[Dataset items]
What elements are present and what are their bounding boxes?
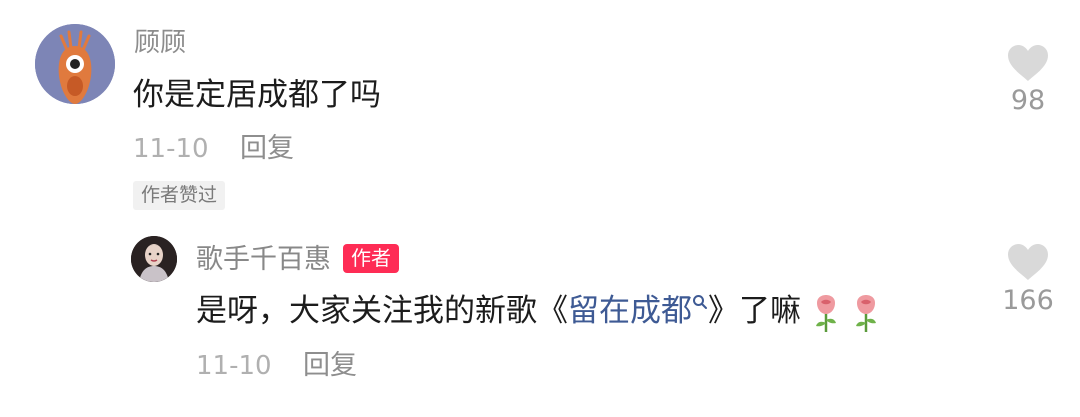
singer-photo-icon — [131, 236, 177, 282]
shrimp-cartoon-icon — [35, 24, 115, 104]
song-link-label: 留在成都 — [568, 293, 692, 329]
rose-emoji-icon — [856, 294, 876, 332]
reply-date: 11-10 — [196, 351, 272, 381]
reply-username[interactable]: 歌手千百惠 — [196, 245, 331, 275]
rose-emoji-icon — [816, 294, 836, 332]
author-avatar[interactable] — [131, 236, 177, 282]
reply-text: 是呀，大家关注我的新歌《留在成都 》了嘛 — [196, 292, 881, 333]
reply-like-count: 166 — [1002, 285, 1054, 316]
like-button[interactable] — [1007, 44, 1049, 86]
comment-text: 你是定居成都了吗 — [133, 77, 381, 113]
comment-thread: 顾顾 你是定居成都了吗 11-10 回复 作者赞过 98 歌手千百惠 作者 是呀… — [0, 0, 1080, 417]
author-liked-badge: 作者赞过 — [133, 181, 226, 210]
comment-date: 11-10 — [133, 134, 209, 164]
comment-username[interactable]: 顾顾 — [134, 28, 186, 58]
song-link[interactable]: 留在成都 — [568, 293, 708, 329]
reply-button[interactable]: 回复 — [240, 134, 294, 164]
heart-icon — [1008, 244, 1048, 280]
reply-text-after: 》了嘛 — [708, 293, 801, 329]
user-avatar[interactable] — [35, 24, 115, 104]
reply-text-before: 是呀，大家关注我的新歌《 — [196, 293, 568, 329]
author-tag: 作者 — [343, 244, 399, 273]
search-icon — [693, 295, 707, 309]
reply-like-button[interactable] — [1007, 243, 1049, 285]
reply-reply-button[interactable]: 回复 — [303, 351, 357, 381]
heart-icon — [1008, 45, 1048, 81]
like-count: 98 — [1010, 85, 1046, 116]
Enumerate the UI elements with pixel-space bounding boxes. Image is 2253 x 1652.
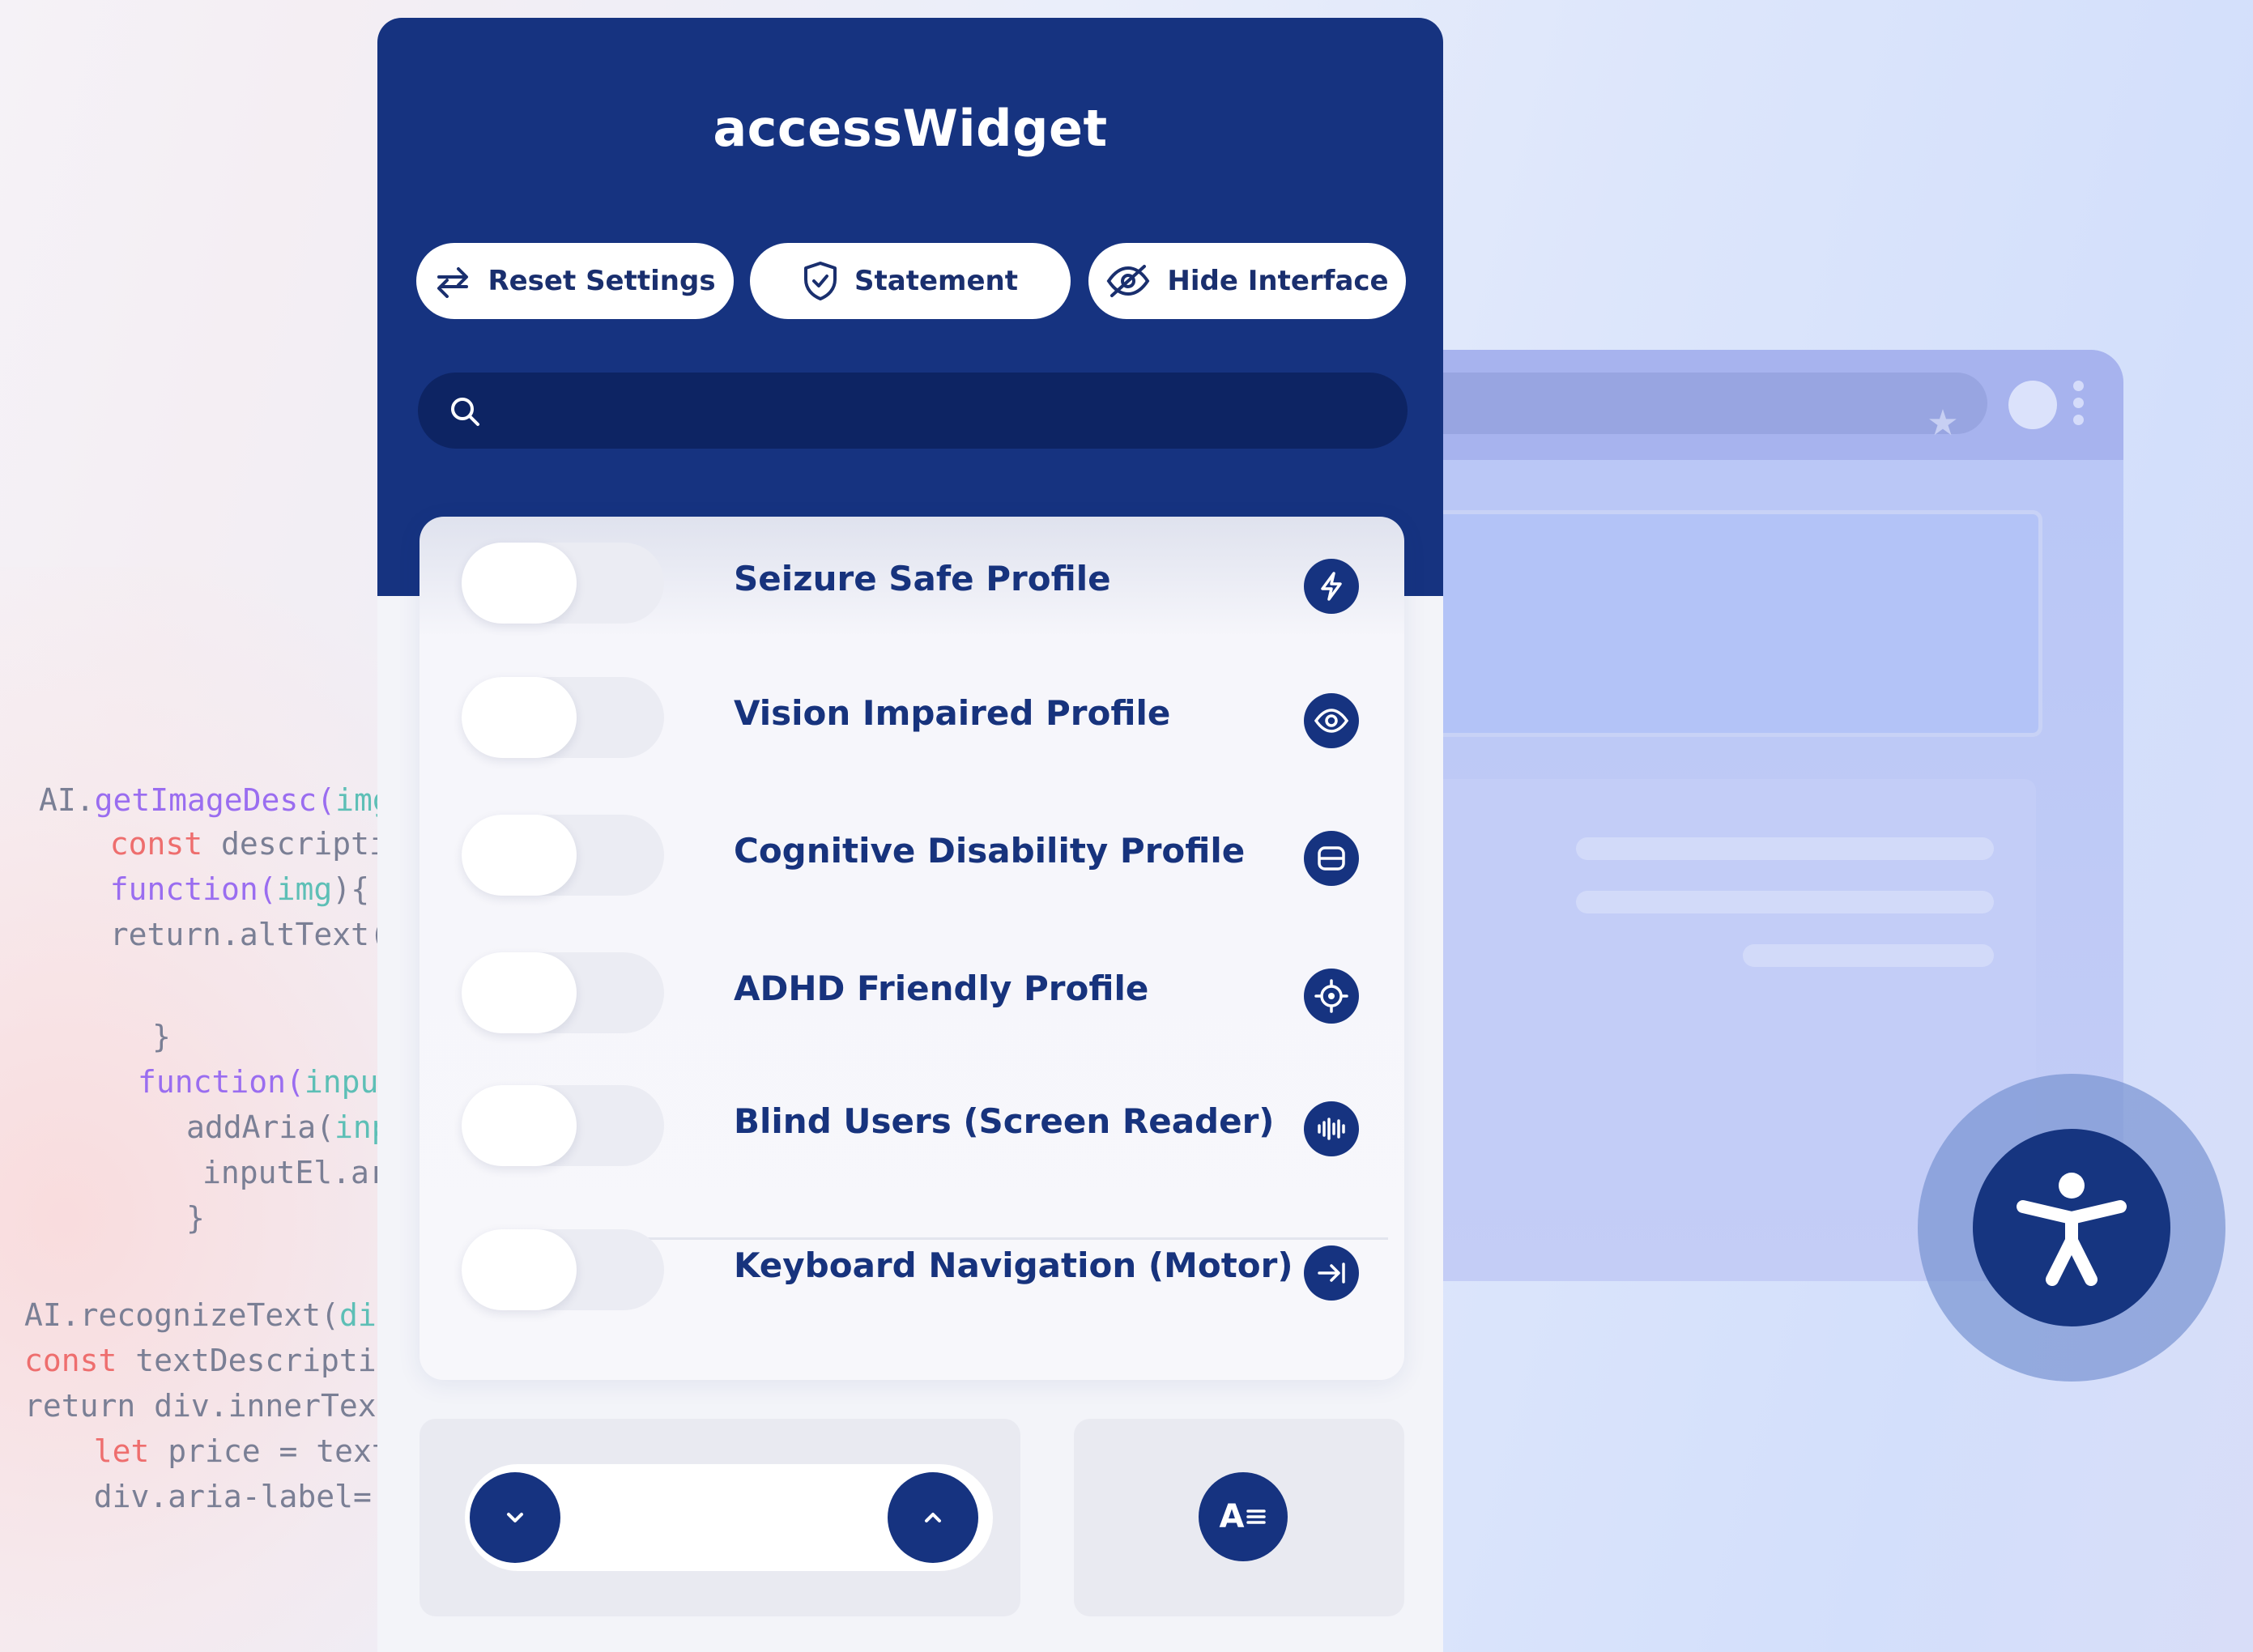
toggle-knob: [462, 677, 577, 758]
profile-label: Vision Impaired Profile: [734, 693, 1171, 733]
profile-label: Blind Users (Screen Reader): [734, 1101, 1275, 1141]
shield-check-icon: [804, 262, 837, 300]
widget-header: accessWidget Reset Settings Statement Hi…: [377, 18, 1443, 596]
avatar[interactable]: [2008, 381, 2057, 429]
chevron-down-icon: [507, 1513, 523, 1522]
code-token: div.aria-label=: [57, 1479, 390, 1514]
accessibility-button[interactable]: [1973, 1129, 2170, 1326]
swap-arrows-icon: [437, 267, 469, 298]
list-item: Seizure Safe Profile: [420, 517, 1404, 630]
lightning-icon: [1304, 559, 1359, 614]
code-token: AI.recognizeText(: [24, 1297, 339, 1333]
toggle-knob: [462, 815, 577, 896]
adhd-friendly-toggle[interactable]: [462, 952, 664, 1033]
toggle-knob: [462, 543, 577, 624]
toggle-knob: [462, 1085, 577, 1166]
screen-reader-toggle[interactable]: [462, 1085, 664, 1166]
brain-box-icon: [1304, 831, 1359, 886]
code-token: let: [57, 1433, 150, 1469]
keyboard-navigation-toggle[interactable]: [462, 1229, 664, 1310]
arrow-to-right-icon: [1304, 1245, 1359, 1301]
eye-off-icon: [1106, 265, 1150, 297]
code-token: return div.innerText}: [24, 1388, 414, 1424]
vision-impaired-toggle[interactable]: [462, 677, 664, 758]
profile-label: Seizure Safe Profile: [734, 559, 1111, 598]
search-input[interactable]: [418, 373, 1408, 449]
toggle-knob: [462, 1229, 577, 1310]
profile-label: ADHD Friendly Profile: [734, 969, 1149, 1008]
search-icon: [451, 398, 479, 426]
code-line: inputEl.ari: [202, 1155, 407, 1190]
list-item: Keyboard Navigation (Motor): [420, 1203, 1404, 1317]
code-token: }: [186, 1200, 205, 1236]
code-token: return.altText(: [73, 917, 388, 952]
seizure-safe-toggle[interactable]: [462, 543, 664, 624]
accessibility-person-icon: [2017, 1173, 2127, 1286]
star-icon[interactable]: ★: [1923, 403, 1963, 444]
text-line-placeholder: [1743, 944, 1994, 967]
code-line: }: [152, 1019, 171, 1054]
profile-label: Keyboard Navigation (Motor): [734, 1245, 1293, 1285]
code-token: const: [24, 1343, 117, 1378]
code-line: AI.recognizeText(div){: [24, 1297, 432, 1333]
code-token: AI.: [39, 782, 95, 818]
code-token: textDescription: [117, 1343, 414, 1378]
toggle-knob: [462, 952, 577, 1033]
code-token: getImageDesc(: [94, 782, 336, 818]
reset-settings-button[interactable]: Reset Settings: [416, 243, 734, 319]
code-line: }: [186, 1200, 205, 1236]
hide-interface-label: Hide Interface: [1167, 265, 1389, 297]
code-line: const textDescription: [24, 1343, 413, 1378]
code-line: AI.getImageDesc(img): [39, 782, 410, 818]
text-line-placeholder: [1576, 891, 1994, 913]
code-token: function(: [73, 871, 277, 907]
list-item: Blind Users (Screen Reader): [420, 1059, 1404, 1173]
increase-button[interactable]: [888, 1472, 978, 1563]
code-line: function(inputE: [138, 1064, 415, 1100]
code-line: return div.innerText}: [24, 1388, 413, 1424]
text-align-icon: [1246, 1509, 1267, 1524]
eye-icon: [1304, 693, 1359, 748]
list-item: Cognitive Disability Profile: [420, 789, 1404, 902]
list-item: ADHD Friendly Profile: [420, 926, 1404, 1040]
text-tool-card: A: [1074, 1419, 1404, 1616]
statement-label: Statement: [854, 265, 1018, 297]
text-align-button[interactable]: A: [1199, 1472, 1288, 1561]
code-token: inputEl.ari: [202, 1155, 407, 1190]
code-line: addAria(inpu: [186, 1109, 409, 1145]
text-tool-letter: A: [1219, 1498, 1245, 1535]
list-item: Vision Impaired Profile: [420, 651, 1404, 764]
cognitive-disability-toggle[interactable]: [462, 815, 664, 896]
code-token: ){: [332, 871, 370, 907]
code-token: img: [276, 871, 333, 907]
profile-label: Cognitive Disability Profile: [734, 831, 1246, 871]
code-token: const: [73, 826, 203, 862]
access-widget-panel: accessWidget Reset Settings Statement Hi…: [377, 18, 1443, 1652]
code-line: function(img){: [73, 871, 369, 907]
statement-button[interactable]: Statement: [750, 243, 1071, 319]
target-icon: [1304, 969, 1359, 1024]
code-token: function(: [138, 1064, 305, 1100]
reset-settings-label: Reset Settings: [488, 265, 716, 297]
decrease-button[interactable]: [470, 1472, 560, 1563]
adjust-control-card: [420, 1419, 1020, 1616]
code-token: }: [152, 1019, 171, 1054]
code-token: addAria(: [186, 1109, 335, 1145]
hide-interface-button[interactable]: Hide Interface: [1088, 243, 1406, 319]
profiles-list: Seizure Safe Profile Vision Impaired Pro…: [420, 517, 1404, 1380]
text-line-placeholder: [1576, 837, 1994, 860]
widget-title: accessWidget: [713, 99, 1108, 158]
chevron-up-icon: [925, 1513, 941, 1522]
audio-wave-icon: [1304, 1101, 1359, 1156]
kebab-menu-icon[interactable]: [2073, 381, 2085, 432]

- TASK TO CARRY OUT
Reproduce every line of the data above with no changes, and omit the pictures.

- SOLUTION BELOW
What elements are present and what are their bounding boxes?
singer-photo-icon — [131, 236, 177, 282]
shrimp-cartoon-icon — [35, 24, 115, 104]
song-link-label: 留在成都 — [568, 293, 692, 329]
rose-emoji-icon — [856, 294, 876, 332]
reply-date: 11-10 — [196, 351, 272, 381]
reply-username[interactable]: 歌手千百惠 — [196, 245, 331, 275]
rose-emoji-icon — [816, 294, 836, 332]
author-avatar[interactable] — [131, 236, 177, 282]
reply-text: 是呀，大家关注我的新歌《留在成都 》了嘛 — [196, 292, 881, 333]
reply-like-count: 166 — [1002, 285, 1054, 316]
like-button[interactable] — [1007, 44, 1049, 86]
comment-text: 你是定居成都了吗 — [133, 77, 381, 113]
comment-thread: 顾顾 你是定居成都了吗 11-10 回复 作者赞过 98 歌手千百惠 作者 是呀… — [0, 0, 1080, 417]
author-liked-badge: 作者赞过 — [133, 181, 226, 210]
comment-date: 11-10 — [133, 134, 209, 164]
comment-username[interactable]: 顾顾 — [134, 28, 186, 58]
song-link[interactable]: 留在成都 — [568, 293, 708, 329]
reply-button[interactable]: 回复 — [240, 134, 294, 164]
heart-icon — [1008, 244, 1048, 280]
reply-text-after: 》了嘛 — [708, 293, 801, 329]
user-avatar[interactable] — [35, 24, 115, 104]
reply-text-before: 是呀，大家关注我的新歌《 — [196, 293, 568, 329]
author-tag: 作者 — [343, 244, 399, 273]
search-icon — [693, 295, 707, 309]
reply-like-button[interactable] — [1007, 243, 1049, 285]
reply-reply-button[interactable]: 回复 — [303, 351, 357, 381]
heart-icon — [1008, 45, 1048, 81]
like-count: 98 — [1010, 85, 1046, 116]
Enumerate the UI elements with pixel-space bounding boxes. Image is 2253 x 1652.
toggle-knob: [462, 677, 577, 758]
profile-label: Vision Impaired Profile: [734, 693, 1171, 733]
profile-label: Blind Users (Screen Reader): [734, 1101, 1275, 1141]
shield-check-icon: [804, 262, 837, 300]
widget-header: accessWidget Reset Settings Statement Hi…: [377, 18, 1443, 596]
avatar[interactable]: [2008, 381, 2057, 429]
chevron-down-icon: [507, 1513, 523, 1522]
code-token: div.aria-label=: [57, 1479, 390, 1514]
accessibility-button[interactable]: [1973, 1129, 2170, 1326]
swap-arrows-icon: [437, 267, 469, 298]
list-item: Seizure Safe Profile: [420, 517, 1404, 630]
lightning-icon: [1304, 559, 1359, 614]
code-token: AI.recognizeText(: [24, 1297, 339, 1333]
toggle-knob: [462, 815, 577, 896]
adhd-friendly-toggle[interactable]: [462, 952, 664, 1033]
toggle-knob: [462, 543, 577, 624]
toggle-knob: [462, 1085, 577, 1166]
screen-reader-toggle[interactable]: [462, 1085, 664, 1166]
brain-box-icon: [1304, 831, 1359, 886]
code-token: let: [57, 1433, 150, 1469]
keyboard-navigation-toggle[interactable]: [462, 1229, 664, 1310]
arrow-to-right-icon: [1304, 1245, 1359, 1301]
eye-off-icon: [1106, 265, 1150, 297]
code-token: return div.innerText}: [24, 1388, 414, 1424]
vision-impaired-toggle[interactable]: [462, 677, 664, 758]
profile-label: Seizure Safe Profile: [734, 559, 1111, 598]
search-input[interactable]: [418, 373, 1408, 449]
toggle-knob: [462, 1229, 577, 1310]
profile-label: ADHD Friendly Profile: [734, 969, 1149, 1008]
search-icon: [451, 398, 479, 426]
code-line: inputEl.ari: [202, 1155, 407, 1190]
list-item: Keyboard Navigation (Motor): [420, 1203, 1404, 1317]
code-token: }: [186, 1200, 205, 1236]
code-token: return.altText(: [73, 917, 388, 952]
seizure-safe-toggle[interactable]: [462, 543, 664, 624]
accessibility-person-icon: [2017, 1173, 2127, 1286]
star-icon[interactable]: ★: [1923, 403, 1963, 444]
text-line-placeholder: [1743, 944, 1994, 967]
code-line: }: [152, 1019, 171, 1054]
profile-label: Keyboard Navigation (Motor): [734, 1245, 1293, 1285]
code-token: const: [24, 1343, 117, 1378]
code-line: AI.recognizeText(div){: [24, 1297, 432, 1333]
code-token: AI.: [39, 782, 95, 818]
code-token: textDescription: [117, 1343, 414, 1378]
toggle-knob: [462, 952, 577, 1033]
code-token: getImageDesc(: [94, 782, 336, 818]
reset-settings-button[interactable]: Reset Settings: [416, 243, 734, 319]
code-line: }: [186, 1200, 205, 1236]
hide-interface-label: Hide Interface: [1167, 265, 1389, 297]
code-line: const textDescription: [24, 1343, 413, 1378]
code-line: AI.getImageDesc(img): [39, 782, 410, 818]
text-line-placeholder: [1576, 891, 1994, 913]
code-token: function(: [73, 871, 277, 907]
list-item: Blind Users (Screen Reader): [420, 1059, 1404, 1173]
increase-button[interactable]: [888, 1472, 978, 1563]
code-line: function(inputE: [138, 1064, 415, 1100]
code-line: return div.innerText}: [24, 1388, 413, 1424]
text-align-icon: [1246, 1509, 1267, 1524]
eye-icon: [1304, 693, 1359, 748]
list-item: Cognitive Disability Profile: [420, 789, 1404, 902]
list-item: ADHD Friendly Profile: [420, 926, 1404, 1040]
text-tool-card: A: [1074, 1419, 1404, 1616]
statement-label: Statement: [854, 265, 1018, 297]
text-align-button[interactable]: A: [1199, 1472, 1288, 1561]
code-token: inputEl.ari: [202, 1155, 407, 1190]
code-line: addAria(inpu: [186, 1109, 409, 1145]
text-tool-letter: A: [1219, 1498, 1245, 1535]
list-item: Vision Impaired Profile: [420, 651, 1404, 764]
cognitive-disability-toggle[interactable]: [462, 815, 664, 896]
code-token: ){: [332, 871, 370, 907]
code-token: img: [276, 871, 333, 907]
profile-label: Cognitive Disability Profile: [734, 831, 1246, 871]
code-token: const: [73, 826, 203, 862]
access-widget-panel: accessWidget Reset Settings Statement Hi…: [377, 18, 1443, 1652]
code-line: function(img){: [73, 871, 369, 907]
statement-button[interactable]: Statement: [750, 243, 1071, 319]
target-icon: [1304, 969, 1359, 1024]
code-token: function(: [138, 1064, 305, 1100]
reset-settings-label: Reset Settings: [488, 265, 716, 297]
decrease-button[interactable]: [470, 1472, 560, 1563]
adjust-control-card: [420, 1419, 1020, 1616]
code-token: }: [152, 1019, 171, 1054]
code-token: addAria(: [186, 1109, 335, 1145]
hide-interface-button[interactable]: Hide Interface: [1088, 243, 1406, 319]
profiles-list: Seizure Safe Profile Vision Impaired Pro…: [420, 517, 1404, 1380]
text-line-placeholder: [1576, 837, 1994, 860]
widget-title: accessWidget: [713, 99, 1108, 158]
chevron-up-icon: [925, 1513, 941, 1522]
audio-wave-icon: [1304, 1101, 1359, 1156]
kebab-menu-icon[interactable]: [2073, 381, 2085, 432]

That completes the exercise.